* PROBLEM TO SOLVE *
In the entries that follow, count each line containing "転職者は増えていない" and state the total, nothing more.

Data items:

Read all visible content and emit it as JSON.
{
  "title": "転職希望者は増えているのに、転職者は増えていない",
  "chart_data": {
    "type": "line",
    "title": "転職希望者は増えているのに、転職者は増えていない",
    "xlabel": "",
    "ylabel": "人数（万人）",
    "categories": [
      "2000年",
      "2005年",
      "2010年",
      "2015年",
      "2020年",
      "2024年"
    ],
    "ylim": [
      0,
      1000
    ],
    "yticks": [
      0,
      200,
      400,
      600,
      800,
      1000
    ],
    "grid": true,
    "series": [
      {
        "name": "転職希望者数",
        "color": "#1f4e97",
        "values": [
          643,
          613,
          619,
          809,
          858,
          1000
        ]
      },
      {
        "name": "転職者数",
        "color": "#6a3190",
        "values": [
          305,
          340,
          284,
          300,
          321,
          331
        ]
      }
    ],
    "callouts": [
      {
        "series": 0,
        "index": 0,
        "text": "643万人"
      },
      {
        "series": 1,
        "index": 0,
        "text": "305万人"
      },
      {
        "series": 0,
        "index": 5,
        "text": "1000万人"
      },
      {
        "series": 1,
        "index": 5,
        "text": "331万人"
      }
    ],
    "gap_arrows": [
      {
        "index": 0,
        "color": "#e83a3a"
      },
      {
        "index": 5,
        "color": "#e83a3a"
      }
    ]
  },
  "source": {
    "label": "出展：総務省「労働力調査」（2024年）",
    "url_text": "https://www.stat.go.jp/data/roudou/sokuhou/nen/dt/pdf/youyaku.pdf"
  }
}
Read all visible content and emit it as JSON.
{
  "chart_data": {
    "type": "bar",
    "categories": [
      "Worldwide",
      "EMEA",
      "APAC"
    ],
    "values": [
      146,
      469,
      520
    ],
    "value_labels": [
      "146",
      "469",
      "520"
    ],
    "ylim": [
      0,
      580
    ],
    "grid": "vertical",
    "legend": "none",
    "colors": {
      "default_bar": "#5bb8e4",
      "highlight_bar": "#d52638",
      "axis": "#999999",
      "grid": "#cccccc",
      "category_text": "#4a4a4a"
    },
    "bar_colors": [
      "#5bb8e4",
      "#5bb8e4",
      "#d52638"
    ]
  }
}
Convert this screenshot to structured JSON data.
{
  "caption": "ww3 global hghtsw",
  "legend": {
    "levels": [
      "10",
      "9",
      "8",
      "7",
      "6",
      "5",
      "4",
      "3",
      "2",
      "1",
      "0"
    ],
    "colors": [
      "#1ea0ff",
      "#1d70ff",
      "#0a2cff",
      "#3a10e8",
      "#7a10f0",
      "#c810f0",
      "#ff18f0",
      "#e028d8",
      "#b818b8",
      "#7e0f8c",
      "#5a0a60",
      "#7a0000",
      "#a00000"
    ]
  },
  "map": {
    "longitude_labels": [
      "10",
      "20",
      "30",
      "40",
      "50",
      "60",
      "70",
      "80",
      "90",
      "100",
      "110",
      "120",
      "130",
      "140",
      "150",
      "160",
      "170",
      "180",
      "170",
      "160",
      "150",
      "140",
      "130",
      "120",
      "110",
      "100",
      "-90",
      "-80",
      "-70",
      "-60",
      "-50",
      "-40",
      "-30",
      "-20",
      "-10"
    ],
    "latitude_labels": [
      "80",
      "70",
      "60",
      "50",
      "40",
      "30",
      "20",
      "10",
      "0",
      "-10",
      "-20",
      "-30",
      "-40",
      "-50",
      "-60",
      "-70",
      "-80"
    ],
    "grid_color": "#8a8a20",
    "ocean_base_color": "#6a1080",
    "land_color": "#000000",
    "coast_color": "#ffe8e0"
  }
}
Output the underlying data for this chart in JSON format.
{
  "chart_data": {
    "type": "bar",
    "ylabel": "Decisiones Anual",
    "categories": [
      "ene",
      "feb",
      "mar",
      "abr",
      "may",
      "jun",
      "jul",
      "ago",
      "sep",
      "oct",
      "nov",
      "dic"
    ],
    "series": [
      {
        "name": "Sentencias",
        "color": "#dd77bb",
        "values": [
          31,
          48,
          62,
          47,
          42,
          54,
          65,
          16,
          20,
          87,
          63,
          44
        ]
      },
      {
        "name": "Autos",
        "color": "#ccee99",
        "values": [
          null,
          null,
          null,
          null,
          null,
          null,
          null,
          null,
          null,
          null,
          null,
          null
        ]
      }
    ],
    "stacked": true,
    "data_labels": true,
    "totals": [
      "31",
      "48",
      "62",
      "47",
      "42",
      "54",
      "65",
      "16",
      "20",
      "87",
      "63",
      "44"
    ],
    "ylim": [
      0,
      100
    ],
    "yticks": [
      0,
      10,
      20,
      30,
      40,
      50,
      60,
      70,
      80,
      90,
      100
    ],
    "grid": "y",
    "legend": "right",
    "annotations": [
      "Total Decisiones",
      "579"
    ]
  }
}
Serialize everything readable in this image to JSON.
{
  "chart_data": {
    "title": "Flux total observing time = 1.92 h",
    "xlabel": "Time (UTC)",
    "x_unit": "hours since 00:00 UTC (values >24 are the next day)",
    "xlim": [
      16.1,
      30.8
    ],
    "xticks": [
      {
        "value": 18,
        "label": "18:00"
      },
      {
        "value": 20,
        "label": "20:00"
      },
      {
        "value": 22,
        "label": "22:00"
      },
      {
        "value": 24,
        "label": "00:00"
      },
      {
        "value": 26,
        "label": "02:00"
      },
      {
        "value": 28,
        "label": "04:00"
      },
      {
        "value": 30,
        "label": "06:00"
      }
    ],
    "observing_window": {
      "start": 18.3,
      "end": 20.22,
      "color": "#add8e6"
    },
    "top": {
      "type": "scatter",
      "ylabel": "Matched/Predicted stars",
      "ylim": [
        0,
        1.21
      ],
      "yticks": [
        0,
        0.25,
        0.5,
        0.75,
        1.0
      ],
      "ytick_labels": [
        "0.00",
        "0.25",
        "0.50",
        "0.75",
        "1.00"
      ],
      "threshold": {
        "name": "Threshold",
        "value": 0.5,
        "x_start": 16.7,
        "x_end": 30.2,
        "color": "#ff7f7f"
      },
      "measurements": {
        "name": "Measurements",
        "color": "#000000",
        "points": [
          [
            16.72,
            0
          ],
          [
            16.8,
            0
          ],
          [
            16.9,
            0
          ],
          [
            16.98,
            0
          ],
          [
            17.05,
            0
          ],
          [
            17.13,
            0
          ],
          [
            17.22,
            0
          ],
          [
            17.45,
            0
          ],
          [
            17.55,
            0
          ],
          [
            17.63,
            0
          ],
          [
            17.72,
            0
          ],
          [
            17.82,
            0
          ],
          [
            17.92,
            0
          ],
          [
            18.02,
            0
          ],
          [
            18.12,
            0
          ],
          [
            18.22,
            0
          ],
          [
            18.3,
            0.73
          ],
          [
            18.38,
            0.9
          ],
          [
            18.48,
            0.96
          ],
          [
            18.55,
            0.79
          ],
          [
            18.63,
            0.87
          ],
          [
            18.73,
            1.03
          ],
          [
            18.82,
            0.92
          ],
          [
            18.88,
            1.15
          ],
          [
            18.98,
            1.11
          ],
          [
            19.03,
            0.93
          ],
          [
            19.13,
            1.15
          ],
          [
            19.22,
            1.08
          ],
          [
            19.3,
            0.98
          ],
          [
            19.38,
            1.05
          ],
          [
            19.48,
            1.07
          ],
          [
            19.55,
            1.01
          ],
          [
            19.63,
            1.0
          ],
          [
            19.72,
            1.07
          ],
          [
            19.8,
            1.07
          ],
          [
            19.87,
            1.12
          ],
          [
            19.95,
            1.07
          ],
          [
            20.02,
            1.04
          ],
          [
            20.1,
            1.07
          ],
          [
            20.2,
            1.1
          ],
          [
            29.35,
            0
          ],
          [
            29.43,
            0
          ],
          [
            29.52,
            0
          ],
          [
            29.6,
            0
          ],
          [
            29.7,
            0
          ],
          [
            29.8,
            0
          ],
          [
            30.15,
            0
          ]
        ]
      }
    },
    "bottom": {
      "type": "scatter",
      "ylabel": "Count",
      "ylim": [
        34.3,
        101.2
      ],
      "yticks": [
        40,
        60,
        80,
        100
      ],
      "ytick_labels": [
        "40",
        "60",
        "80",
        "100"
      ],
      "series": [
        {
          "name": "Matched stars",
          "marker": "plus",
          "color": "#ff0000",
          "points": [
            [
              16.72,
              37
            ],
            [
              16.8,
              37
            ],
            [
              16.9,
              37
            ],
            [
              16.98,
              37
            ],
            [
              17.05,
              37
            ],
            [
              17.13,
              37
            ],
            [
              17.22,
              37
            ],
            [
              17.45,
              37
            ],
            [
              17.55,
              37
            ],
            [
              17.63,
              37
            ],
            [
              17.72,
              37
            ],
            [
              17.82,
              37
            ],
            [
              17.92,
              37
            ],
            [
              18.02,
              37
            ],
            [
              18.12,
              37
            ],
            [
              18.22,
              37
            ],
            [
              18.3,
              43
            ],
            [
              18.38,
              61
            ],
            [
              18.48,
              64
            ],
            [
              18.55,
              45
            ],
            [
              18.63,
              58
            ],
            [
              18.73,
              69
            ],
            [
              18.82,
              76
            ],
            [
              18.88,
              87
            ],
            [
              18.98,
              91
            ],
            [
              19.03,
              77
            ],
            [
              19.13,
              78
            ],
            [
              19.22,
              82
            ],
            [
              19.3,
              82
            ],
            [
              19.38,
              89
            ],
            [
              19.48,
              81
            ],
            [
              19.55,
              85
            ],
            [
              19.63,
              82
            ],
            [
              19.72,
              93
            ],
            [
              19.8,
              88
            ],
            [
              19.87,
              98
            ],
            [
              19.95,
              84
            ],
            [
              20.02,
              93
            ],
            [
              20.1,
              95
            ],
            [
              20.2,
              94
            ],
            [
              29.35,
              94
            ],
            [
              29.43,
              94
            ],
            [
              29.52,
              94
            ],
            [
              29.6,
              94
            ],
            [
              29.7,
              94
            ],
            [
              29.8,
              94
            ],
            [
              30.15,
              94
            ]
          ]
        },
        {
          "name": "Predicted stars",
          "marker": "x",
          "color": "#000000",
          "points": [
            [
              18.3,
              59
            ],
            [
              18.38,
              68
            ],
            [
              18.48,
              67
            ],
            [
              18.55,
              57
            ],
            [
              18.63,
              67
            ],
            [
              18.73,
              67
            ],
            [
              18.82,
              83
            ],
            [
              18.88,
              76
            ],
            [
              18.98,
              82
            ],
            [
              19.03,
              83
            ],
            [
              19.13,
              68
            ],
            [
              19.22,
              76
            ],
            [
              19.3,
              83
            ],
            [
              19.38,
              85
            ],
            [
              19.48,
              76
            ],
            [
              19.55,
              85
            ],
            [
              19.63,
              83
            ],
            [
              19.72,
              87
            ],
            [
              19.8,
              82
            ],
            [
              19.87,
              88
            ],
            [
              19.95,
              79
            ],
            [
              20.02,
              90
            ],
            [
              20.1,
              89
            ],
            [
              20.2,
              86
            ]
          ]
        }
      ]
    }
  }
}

* EXERCISE RESPONSE *
2